[Start of MATERIALS PROVIDED]

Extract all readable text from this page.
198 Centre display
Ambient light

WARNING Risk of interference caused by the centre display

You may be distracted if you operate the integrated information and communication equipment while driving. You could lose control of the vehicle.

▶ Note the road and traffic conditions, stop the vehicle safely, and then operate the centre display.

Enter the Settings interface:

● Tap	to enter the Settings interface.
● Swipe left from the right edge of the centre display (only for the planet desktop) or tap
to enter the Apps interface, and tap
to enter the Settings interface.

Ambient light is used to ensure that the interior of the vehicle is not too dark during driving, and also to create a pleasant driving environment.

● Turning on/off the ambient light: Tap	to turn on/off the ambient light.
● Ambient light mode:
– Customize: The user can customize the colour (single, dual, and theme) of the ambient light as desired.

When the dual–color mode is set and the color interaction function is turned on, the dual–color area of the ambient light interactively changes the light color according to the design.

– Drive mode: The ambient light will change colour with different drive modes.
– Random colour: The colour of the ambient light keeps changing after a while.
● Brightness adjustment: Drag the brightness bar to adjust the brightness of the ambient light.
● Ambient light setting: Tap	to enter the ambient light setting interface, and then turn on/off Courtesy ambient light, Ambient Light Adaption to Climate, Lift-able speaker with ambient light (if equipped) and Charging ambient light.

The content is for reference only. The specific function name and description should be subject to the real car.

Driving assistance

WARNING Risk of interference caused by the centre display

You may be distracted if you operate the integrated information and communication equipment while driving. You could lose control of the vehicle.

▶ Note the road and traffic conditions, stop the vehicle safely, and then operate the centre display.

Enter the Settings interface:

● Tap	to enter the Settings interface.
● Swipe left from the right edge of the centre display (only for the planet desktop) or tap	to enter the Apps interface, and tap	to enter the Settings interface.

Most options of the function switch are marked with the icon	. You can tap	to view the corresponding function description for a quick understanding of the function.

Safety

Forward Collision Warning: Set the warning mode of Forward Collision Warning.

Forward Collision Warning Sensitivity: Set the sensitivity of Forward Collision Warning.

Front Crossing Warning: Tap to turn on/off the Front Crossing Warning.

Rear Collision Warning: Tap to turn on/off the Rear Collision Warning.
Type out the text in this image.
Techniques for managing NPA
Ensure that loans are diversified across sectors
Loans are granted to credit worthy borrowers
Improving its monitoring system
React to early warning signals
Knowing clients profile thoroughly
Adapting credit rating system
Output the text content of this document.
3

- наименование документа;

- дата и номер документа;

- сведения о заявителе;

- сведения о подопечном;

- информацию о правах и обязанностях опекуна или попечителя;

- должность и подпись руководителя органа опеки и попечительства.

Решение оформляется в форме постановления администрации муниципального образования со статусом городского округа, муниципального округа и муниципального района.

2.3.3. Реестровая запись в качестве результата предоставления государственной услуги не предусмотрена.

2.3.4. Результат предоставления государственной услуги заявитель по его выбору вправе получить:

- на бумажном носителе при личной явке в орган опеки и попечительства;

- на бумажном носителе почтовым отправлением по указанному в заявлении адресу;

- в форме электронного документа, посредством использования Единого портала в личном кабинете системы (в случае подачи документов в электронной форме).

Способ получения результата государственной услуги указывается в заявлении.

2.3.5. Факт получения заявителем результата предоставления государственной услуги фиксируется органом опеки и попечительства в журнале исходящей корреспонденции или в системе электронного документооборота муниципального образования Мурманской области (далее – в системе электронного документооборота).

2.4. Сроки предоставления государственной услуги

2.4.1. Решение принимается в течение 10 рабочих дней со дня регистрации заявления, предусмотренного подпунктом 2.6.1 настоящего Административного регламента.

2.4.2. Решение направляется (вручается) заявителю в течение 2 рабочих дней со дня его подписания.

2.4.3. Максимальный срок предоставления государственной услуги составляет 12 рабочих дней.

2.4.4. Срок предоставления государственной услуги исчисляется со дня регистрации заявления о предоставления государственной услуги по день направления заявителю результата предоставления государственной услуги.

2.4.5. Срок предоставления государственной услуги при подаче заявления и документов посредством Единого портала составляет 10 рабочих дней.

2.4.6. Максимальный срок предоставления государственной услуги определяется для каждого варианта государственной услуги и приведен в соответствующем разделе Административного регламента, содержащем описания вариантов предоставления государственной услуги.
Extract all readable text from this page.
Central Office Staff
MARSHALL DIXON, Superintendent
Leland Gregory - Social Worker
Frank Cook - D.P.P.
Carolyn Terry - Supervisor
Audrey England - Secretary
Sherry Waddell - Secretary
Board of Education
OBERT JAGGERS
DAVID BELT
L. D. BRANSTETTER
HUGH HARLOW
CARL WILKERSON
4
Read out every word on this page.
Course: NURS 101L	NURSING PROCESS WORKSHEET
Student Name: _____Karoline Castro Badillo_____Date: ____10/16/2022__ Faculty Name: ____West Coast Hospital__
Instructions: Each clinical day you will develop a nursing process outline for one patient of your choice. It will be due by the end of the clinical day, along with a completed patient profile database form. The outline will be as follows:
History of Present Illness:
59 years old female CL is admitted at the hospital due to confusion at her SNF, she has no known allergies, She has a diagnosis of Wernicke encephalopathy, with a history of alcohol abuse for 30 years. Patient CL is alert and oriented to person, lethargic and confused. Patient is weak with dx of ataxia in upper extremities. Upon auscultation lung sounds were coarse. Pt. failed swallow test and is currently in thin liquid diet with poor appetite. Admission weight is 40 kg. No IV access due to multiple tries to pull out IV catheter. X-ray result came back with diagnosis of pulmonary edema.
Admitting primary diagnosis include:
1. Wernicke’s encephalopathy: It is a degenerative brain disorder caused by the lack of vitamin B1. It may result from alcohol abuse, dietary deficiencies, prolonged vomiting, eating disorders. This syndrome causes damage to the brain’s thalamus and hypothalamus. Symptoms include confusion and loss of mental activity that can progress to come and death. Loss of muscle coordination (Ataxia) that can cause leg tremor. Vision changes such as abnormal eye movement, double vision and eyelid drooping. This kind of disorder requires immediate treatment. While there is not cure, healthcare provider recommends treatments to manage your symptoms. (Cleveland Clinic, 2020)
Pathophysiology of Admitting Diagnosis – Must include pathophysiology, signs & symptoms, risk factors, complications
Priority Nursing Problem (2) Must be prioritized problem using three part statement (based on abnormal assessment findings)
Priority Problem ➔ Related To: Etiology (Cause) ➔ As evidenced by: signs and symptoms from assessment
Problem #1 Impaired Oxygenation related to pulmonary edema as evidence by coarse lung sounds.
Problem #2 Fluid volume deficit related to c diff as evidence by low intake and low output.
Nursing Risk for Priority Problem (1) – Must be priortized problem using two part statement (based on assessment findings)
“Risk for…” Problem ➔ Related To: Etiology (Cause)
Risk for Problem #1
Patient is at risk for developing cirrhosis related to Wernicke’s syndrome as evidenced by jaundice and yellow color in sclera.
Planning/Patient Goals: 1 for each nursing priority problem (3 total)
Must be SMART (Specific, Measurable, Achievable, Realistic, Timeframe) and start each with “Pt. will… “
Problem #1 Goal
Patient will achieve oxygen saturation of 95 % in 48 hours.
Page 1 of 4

[End of MATERIALS PROVIDED]

**EXERCISE DETAILS:** Copy each record from above without leaving any out.

**TASK SOLUTION:**
Extract all readable text from this page.
198 Centre display
Ambient light

WARNING Risk of interference caused by the centre display

You may be distracted if you operate the integrated information and communication equipment while driving. You could lose control of the vehicle.

▶ Note the road and traffic conditions, stop the vehicle safely, and then operate the centre display.

Enter the Settings interface:

● Tap	to enter the Settings interface.
● Swipe left from the right edge of the centre display (only for the planet desktop) or tap
to enter the Apps interface, and tap
to enter the Settings interface.

Ambient light is used to ensure that the interior of the vehicle is not too dark during driving, and also to create a pleasant driving environment.

● Turning on/off the ambient light: Tap	to turn on/off the ambient light.
● Ambient light mode:
– Customize: The user can customize the colour (single, dual, and theme) of the ambient light as desired.

When the dual–color mode is set and the color interaction function is turned on, the dual–color area of the ambient light interactively changes the light color according to the design.

– Drive mode: The ambient light will change colour with different drive modes.
– Random colour: The colour of the ambient light keeps changing after a while.
● Brightness adjustment: Drag the brightness bar to adjust the brightness of the ambient light.
● Ambient light setting: Tap	to enter the ambient light setting interface, and then turn on/off Courtesy ambient light, Ambient Light Adaption to Climate, Lift-able speaker with ambient light (if equipped) and Charging ambient light.

The content is for reference only. The specific function name and description should be subject to the real car.

Driving assistance

WARNING Risk of interference caused by the centre display

You may be distracted if you operate the integrated information and communication equipment while driving. You could lose control of the vehicle.

▶ Note the road and traffic conditions, stop the vehicle safely, and then operate the centre display.

Enter the Settings interface:

● Tap	to enter the Settings interface.
● Swipe left from the right edge of the centre display (only for the planet desktop) or tap	to enter the Apps interface, and tap	to enter the Settings interface.

Most options of the function switch are marked with the icon	. You can tap	to view the corresponding function description for a quick understanding of the function.

Safety

Forward Collision Warning: Set the warning mode of Forward Collision Warning.

Forward Collision Warning Sensitivity: Set the sensitivity of Forward Collision Warning.

Front Crossing Warning: Tap to turn on/off the Front Crossing Warning.

Rear Collision Warning: Tap to turn on/off the Rear Collision Warning.
Type out the text in this image.
Techniques for managing NPA
Ensure that loans are diversified across sectors
Loans are granted to credit worthy borrowers
Improving its monitoring system
React to early warning signals
Knowing clients profile thoroughly
Adapting credit rating system
Output the text content of this document.
3

- наименование документа;

- дата и номер документа;

- сведения о заявителе;

- сведения о подопечном;

- информацию о правах и обязанностях опекуна или попечителя;

- должность и подпись руководителя органа опеки и попечительства.

Решение оформляется в форме постановления администрации муниципального образования со статусом городского округа, муниципального округа и муниципального района.

2.3.3. Реестровая запись в качестве результата предоставления государственной услуги не предусмотрена.

2.3.4. Результат предоставления государственной услуги заявитель по его выбору вправе получить:

- на бумажном носителе при личной явке в орган опеки и попечительства;

- на бумажном носителе почтовым отправлением по указанному в заявлении адресу;

- в форме электронного документа, посредством использования Единого портала в личном кабинете системы (в случае подачи документов в электронной форме).

Способ получения результата государственной услуги указывается в заявлении.

2.3.5. Факт получения заявителем результата предоставления государственной услуги фиксируется органом опеки и попечительства в журнале исходящей корреспонденции или в системе электронного документооборота муниципального образования Мурманской области (далее – в системе электронного документооборота).

2.4. Сроки предоставления государственной услуги

2.4.1. Решение принимается в течение 10 рабочих дней со дня регистрации заявления, предусмотренного подпунктом 2.6.1 настоящего Административного регламента.

2.4.2. Решение направляется (вручается) заявителю в течение 2 рабочих дней со дня его подписания.

2.4.3. Максимальный срок предоставления государственной услуги составляет 12 рабочих дней.

2.4.4. Срок предоставления государственной услуги исчисляется со дня регистрации заявления о предоставления государственной услуги по день направления заявителю результата предоставления государственной услуги.

2.4.5. Срок предоставления государственной услуги при подаче заявления и документов посредством Единого портала составляет 10 рабочих дней.

2.4.6. Максимальный срок предоставления государственной услуги определяется для каждого варианта государственной услуги и приведен в соответствующем разделе Административного регламента, содержащем описания вариантов предоставления государственной услуги.
Extract all readable text from this page.
Central Office Staff
MARSHALL DIXON, Superintendent
Leland Gregory - Social Worker
Frank Cook - D.P.P.
Carolyn Terry - Supervisor
Audrey England - Secretary
Sherry Waddell - Secretary
Board of Education
OBERT JAGGERS
DAVID BELT
L. D. BRANSTETTER
HUGH HARLOW
CARL WILKERSON
4
Read out every word on this page.
Course: NURS 101L	NURSING PROCESS WORKSHEET
Student Name: _____Karoline Castro Badillo_____Date: ____10/16/2022__ Faculty Name: ____West Coast Hospital__
Instructions: Each clinical day you will develop a nursing process outline for one patient of your choice. It will be due by the end of the clinical day, along with a completed patient profile database form. The outline will be as follows:
History of Present Illness:
59 years old female CL is admitted at the hospital due to confusion at her SNF, she has no known allergies, She has a diagnosis of Wernicke encephalopathy, with a history of alcohol abuse for 30 years. Patient CL is alert and oriented to person, lethargic and confused. Patient is weak with dx of ataxia in upper extremities. Upon auscultation lung sounds were coarse. Pt. failed swallow test and is currently in thin liquid diet with poor appetite. Admission weight is 40 kg. No IV access due to multiple tries to pull out IV catheter. X-ray result came back with diagnosis of pulmonary edema.
Admitting primary diagnosis include:
1. Wernicke’s encephalopathy: It is a degenerative brain disorder caused by the lack of vitamin B1. It may result from alcohol abuse, dietary deficiencies, prolonged vomiting, eating disorders. This syndrome causes damage to the brain’s thalamus and hypothalamus. Symptoms include confusion and loss of mental activity that can progress to come and death. Loss of muscle coordination (Ataxia) that can cause leg tremor. Vision changes such as abnormal eye movement, double vision and eyelid drooping. This kind of disorder requires immediate treatment. While there is not cure, healthcare provider recommends treatments to manage your symptoms. (Cleveland Clinic, 2020)
Pathophysiology of Admitting Diagnosis – Must include pathophysiology, signs & symptoms, risk factors, complications
Priority Nursing Problem (2) Must be prioritized problem using three part statement (based on abnormal assessment findings)
Priority Problem ➔ Related To: Etiology (Cause) ➔ As evidenced by: signs and symptoms from assessment
Problem #1 Impaired Oxygenation related to pulmonary edema as evidence by coarse lung sounds.
Problem #2 Fluid volume deficit related to c diff as evidence by low intake and low output.
Nursing Risk for Priority Problem (1) – Must be priortized problem using two part statement (based on assessment findings)
“Risk for…” Problem ➔ Related To: Etiology (Cause)
Risk for Problem #1
Patient is at risk for developing cirrhosis related to Wernicke’s syndrome as evidenced by jaundice and yellow color in sclera.
Planning/Patient Goals: 1 for each nursing priority problem (3 total)
Must be SMART (Specific, Measurable, Achievable, Realistic, Timeframe) and start each with “Pt. will… “
Problem #1 Goal
Patient will achieve oxygen saturation of 95 % in 48 hours.
Page 1 of 4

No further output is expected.